**WHAT YOU NEED TO DO:** Gather all lines with the word "скоростью" in them.

**AVAILABLE RECORDS:**

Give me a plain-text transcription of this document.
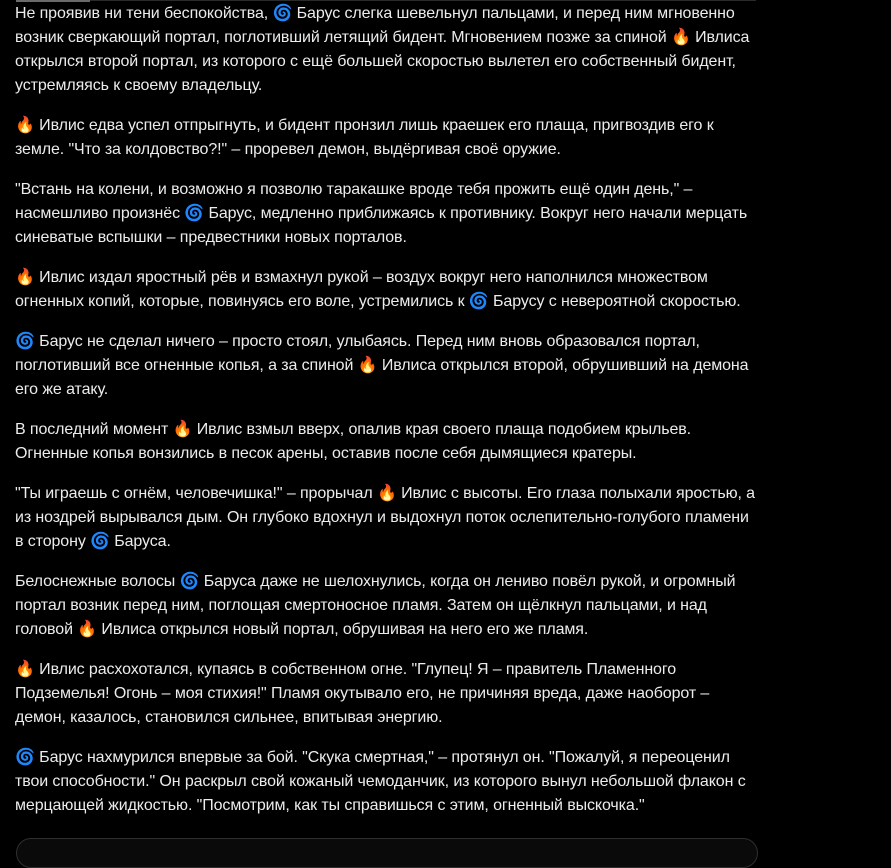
Не проявив ни тени беспокойства, 🌀 Барус слегка шевельнул пальцами, и перед ним мгновенно возник сверкающий портал, поглотивший летящий бидент. Мгновением позже за спиной 🔥 Ивлиса открылся второй портал, из которого с ещё большей скоростью вылетел его собственный бидент, устремляясь к своему владельцу.

🔥 Ивлис едва успел отпрыгнуть, и бидент пронзил лишь краешек его плаща, пригвоздив его к земле. "Что за колдовство?!" – проревел демон, выдёргивая своё оружие.

"Встань на колени, и возможно я позволю таракашке вроде тебя прожить ещё один день," – насмешливо произнёс 🌀 Барус, медленно приближаясь к противнику. Вокруг него начали мерцать синеватые вспышки – предвестники новых порталов.

🔥 Ивлис издал яростный рёв и взмахнул рукой – воздух вокруг него наполнился множеством огненных копий, которые, повинуясь его воле, устремились к 🌀 Барусу с невероятной скоростью.

🌀 Барус не сделал ничего – просто стоял, улыбаясь. Перед ним вновь образовался портал, поглотивший все огненные копья, а за спиной 🔥 Ивлиса открылся второй, обрушивший на демона его же атаку.

В последний момент 🔥 Ивлис взмыл вверх, опалив края своего плаща подобием крыльев. Огненные копья вонзились в песок арены, оставив после себя дымящиеся кратеры.

"Ты играешь с огнём, человечишка!" – прорычал 🔥 Ивлис с высоты. Его глаза полыхали яростью, а из ноздрей вырывался дым. Он глубоко вдохнул и выдохнул поток ослепительно-голубого пламени в сторону 🌀 Баруса.

Белоснежные волосы 🌀 Баруса даже не шелохнулись, когда он лениво повёл рукой, и огромный портал возник перед ним, поглощая смертоносное пламя. Затем он щёлкнул пальцами, и над головой 🔥 Ивлиса открылся новый портал, обрушивая на него его же пламя.

🔥 Ивлис расхохотался, купаясь в собственном огне. "Глупец! Я – правитель Пламенного Подземелья! Огонь – моя стихия!" Пламя окутывало его, не причиняя вреда, даже наоборот – демон, казалось, становился сильнее, впитывая энергию.

🌀 Барус нахмурился впервые за бой. "Скука смертная," – протянул он. "Пожалуй, я переоценил твои способности." Он раскрыл свой кожаный чемоданчик, из которого вынул небольшой флакон с мерцающей жидкостью. "Посмотрим, как ты справишься с этим, огненный выскочка."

**TASK RESULT:**
Не проявив ни тени беспокойства, 🌀 Барус слегка шевельнул пальцами, и перед ним мгновенно возник сверкающий портал, поглотивший летящий бидент. Мгновением позже за спиной 🔥 Ивлиса открылся второй портал, из которого с ещё большей скоростью вылетел его собственный бидент, устремляясь к своему владельцу.
🔥 Ивлис издал яростный рёв и взмахнул рукой – воздух вокруг него наполнился множеством огненных копий, которые, повинуясь его воле, устремились к 🌀 Барусу с невероятной скоростью.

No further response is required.